## REQUIRED TASK 1
Answer these three questions using the Fellini essay:
(a) Which Fellini film did the writer put in as the movie of the day?
(b) Where did the writer first see La Dolce Vita?
(c) Against what were many of the outdoor scenes in both films set?
## REQUIRED TASK 2
In the listings, edit everything from the line containing "category-label: Business bbox=[45, 348, 104, 365]" down to the line containing "bar-value-label: 0 bbox=[308, 167, 316, 184]" by replacing "Business" with "Commerce" and keeping every other detail the same. Return only those lines.

## PAGE EXTRACT
━━━━━━━━
FELLINI OUTSIDE TIME

giorgio de chirico
 
I've been in the Tropic of Torpor today, nothing in the mind, nothing I want to do. Take a nap, up for awhile, another nap, up for awhile, another nap. All the time awake I wanted to be asleep. Finally, I rose from the bed intending to stay up for awhile. It was after 8. Put in the movie of the day, Fellini's 8 1/2. Two nights ago I saw La Dolce Vita. Takes me back to the early 1960s. These two films were so very modern then, Italian chic, the new cutting edge in film. Then, they were as obscure to me as what goes on in a donkey's mind. Today, they retain their original obscurity. I've seen them both around five times, and none of those times did I feel like I got what was happening, but followed the stories well enough to stay with them, but what's going on behind the story is still a mystery. This time with them I watched as though sitting on the beach watching the waves come in, crash and fade to a wavering line on the sand. I did not want to figure them out. I wanted to see the stories as Fellini told them, leaving out mental static. First time I saw La Dolce Vita was in the auditorium at Wichita State U, maybe 1962. I think the art department put it on. It was new then and the talk of the cinema world internationally, making it an essential film to see for anyone interested in the art of film making, or simply art. It was my first art film. I'd never seen anything but Hollywood films before. It was my first experience reading subtitles. It was so modern it made me feel backwards. I've seen so many films over the last five or so years with netflix I've quit analyzing films. I receive them now as I believe they are intended to be received, riding the flow from beginning to end, seeing where it goes, immersed in the beauty of the visuals. In both these Fellini films he juxtaposed the modern with the ancient. Much of the outdoors scenes were against the ruins of ancient Rome that continue to stand in modern Rome.
━━━━━━━━
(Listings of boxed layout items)
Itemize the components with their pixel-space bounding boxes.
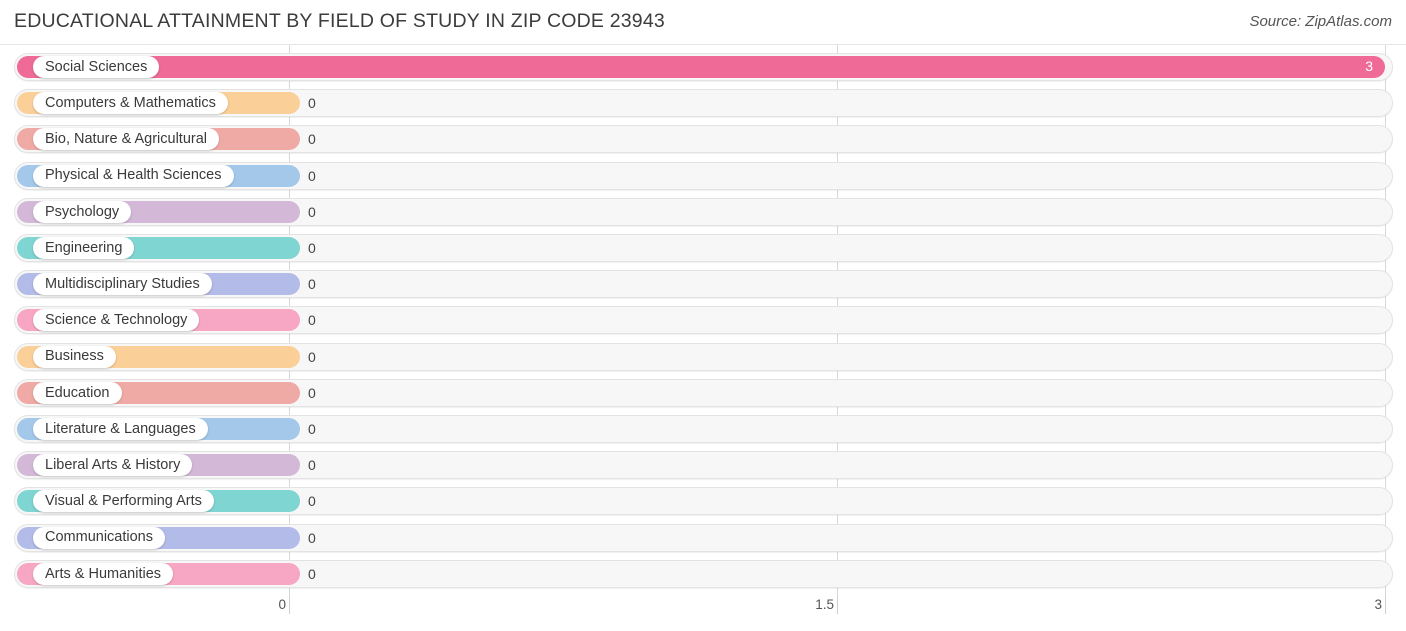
category-label: Business bbox=[45, 348, 104, 365]
bar-value-label: 3 bbox=[1365, 58, 1373, 74]
category-label-pill: Business bbox=[33, 345, 116, 368]
chart-row[interactable]: Multidisciplinary Studies 0 bbox=[14, 270, 1393, 299]
x-axis: 0 1.5 3 bbox=[0, 596, 1406, 631]
bar-value-label: 0 bbox=[308, 167, 316, 184]
category-label: Social Sciences bbox=[45, 58, 148, 75]
page-title: EDUCATIONAL ATTAINMENT BY FIELD OF STUDY… bbox=[14, 10, 665, 32]
category-label-pill: Science & Technology bbox=[33, 309, 200, 332]
chart-header: EDUCATIONAL ATTAINMENT BY FIELD OF STUDY… bbox=[0, 0, 1406, 45]
category-label: Multidisciplinary Studies bbox=[45, 275, 200, 292]
category-label-pill: Visual & Performing Arts bbox=[33, 490, 214, 513]
bar-value-label: 0 bbox=[308, 95, 316, 112]
category-label: Bio, Nature & Agricultural bbox=[45, 131, 207, 148]
bar-value-label: 0 bbox=[308, 312, 316, 329]
chart-row[interactable]: Education 0 bbox=[14, 378, 1393, 407]
x-tick-label: 0 bbox=[278, 597, 286, 612]
category-label-pill: Social Sciences bbox=[33, 56, 160, 78]
chart-row[interactable]: Communications 0 bbox=[14, 523, 1393, 552]
category-label: Arts & Humanities bbox=[45, 565, 162, 582]
x-tick-mark bbox=[1385, 596, 1386, 614]
chart-row[interactable]: Engineering 0 bbox=[14, 234, 1393, 262]
source-attribution: Source: ZipAtlas.com bbox=[1249, 13, 1392, 30]
x-tick-label: 3 bbox=[1374, 597, 1382, 612]
category-label: Science & Technology bbox=[45, 312, 188, 329]
bar-value-label: 0 bbox=[308, 384, 316, 401]
chart-row[interactable]: Physical & Health Sciences 0 bbox=[14, 161, 1393, 190]
category-label: Literature & Languages bbox=[45, 420, 196, 437]
chart-row[interactable]: Science & Technology 0 bbox=[14, 306, 1393, 335]
chart-plot-area: Social Sciences 3 Computers & Mathematics 0… bbox=[0, 45, 1406, 596]
category-label-pill: Literature & Languages bbox=[33, 418, 208, 440]
value-bar[interactable] bbox=[17, 56, 1385, 78]
chart-row[interactable]: Business 0 bbox=[14, 342, 1393, 371]
bar-value-label: 0 bbox=[308, 493, 316, 510]
bar-value-label: 0 bbox=[308, 276, 316, 293]
bar-value-label: 0 bbox=[308, 565, 316, 582]
chart-row[interactable]: Psychology 0 bbox=[14, 197, 1393, 226]
category-label-pill: Education bbox=[33, 381, 122, 404]
bar-value-label: 0 bbox=[308, 203, 316, 220]
x-tick-mark bbox=[289, 596, 290, 614]
bar-value-label: 0 bbox=[308, 421, 316, 437]
category-label-pill: Communications bbox=[33, 526, 165, 549]
category-label-pill: Engineering bbox=[33, 237, 135, 259]
category-label-pill: Bio, Nature & Agricultural bbox=[33, 128, 219, 151]
chart-row[interactable]: Social Sciences 3 bbox=[14, 53, 1393, 81]
category-label: Liberal Arts & History bbox=[45, 456, 181, 473]
bar-value-label: 0 bbox=[308, 131, 316, 148]
bar-value-label: 0 bbox=[308, 457, 316, 474]
bar-value-label: 0 bbox=[308, 348, 316, 365]
category-label-pill: Physical & Health Sciences bbox=[33, 164, 234, 187]
category-label: Engineering bbox=[45, 239, 123, 256]
chart-bar-rows: Social Sciences 3 Computers & Mathematics 0… bbox=[0, 45, 1406, 596]
x-tick-label: 1.5 bbox=[815, 597, 834, 612]
category-label-pill: Multidisciplinary Studies bbox=[33, 273, 212, 296]
category-label: Education bbox=[45, 384, 110, 401]
category-label-pill: Psychology bbox=[33, 200, 132, 223]
category-label-pill: Computers & Mathematics bbox=[33, 92, 228, 115]
chart-row[interactable]: Literature & Languages 0 bbox=[14, 415, 1393, 443]
category-label-pill: Arts & Humanities bbox=[33, 562, 174, 585]
category-label: Communications bbox=[45, 529, 153, 546]
x-tick-mark bbox=[837, 596, 838, 614]
chart-row[interactable]: Bio, Nature & Agricultural 0 bbox=[14, 125, 1393, 154]
category-label-pill: Liberal Arts & History bbox=[33, 454, 193, 477]
category-label: Psychology bbox=[45, 203, 120, 220]
chart-row[interactable]: Arts & Humanities 0 bbox=[14, 559, 1393, 588]
category-label: Computers & Mathematics bbox=[45, 94, 216, 111]
chart-row[interactable]: Visual & Performing Arts 0 bbox=[14, 487, 1393, 516]
chart-row[interactable]: Liberal Arts & History 0 bbox=[14, 451, 1393, 480]
chart-row[interactable]: Computers & Mathematics 0 bbox=[14, 89, 1393, 118]
category-label: Visual & Performing Arts bbox=[45, 493, 202, 510]
category-label: Physical & Health Sciences bbox=[45, 167, 222, 184]
bar-value-label: 0 bbox=[308, 529, 316, 546]
bar-value-label: 0 bbox=[308, 240, 316, 256]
━━━━━━━━
## EXERCISE OUTPUT 1
(a) 8 1/2.
(b) In the auditorium at Wichita State U.
(c) The ruins of ancient Rome that continue to stand in modern Rome.

## EXERCISE OUTPUT 2
category-label: Commerce bbox=[45, 348, 104, 365]
bar-value-label: 3 bbox=[1365, 58, 1373, 74]
category-label-pill: Commerce bbox=[33, 345, 116, 368]
chart-row[interactable]: Multidisciplinary Studies 0 bbox=[14, 270, 1393, 299]
x-axis: 0 1.5 3 bbox=[0, 596, 1406, 631]
bar-value-label: 0 bbox=[308, 167, 316, 184]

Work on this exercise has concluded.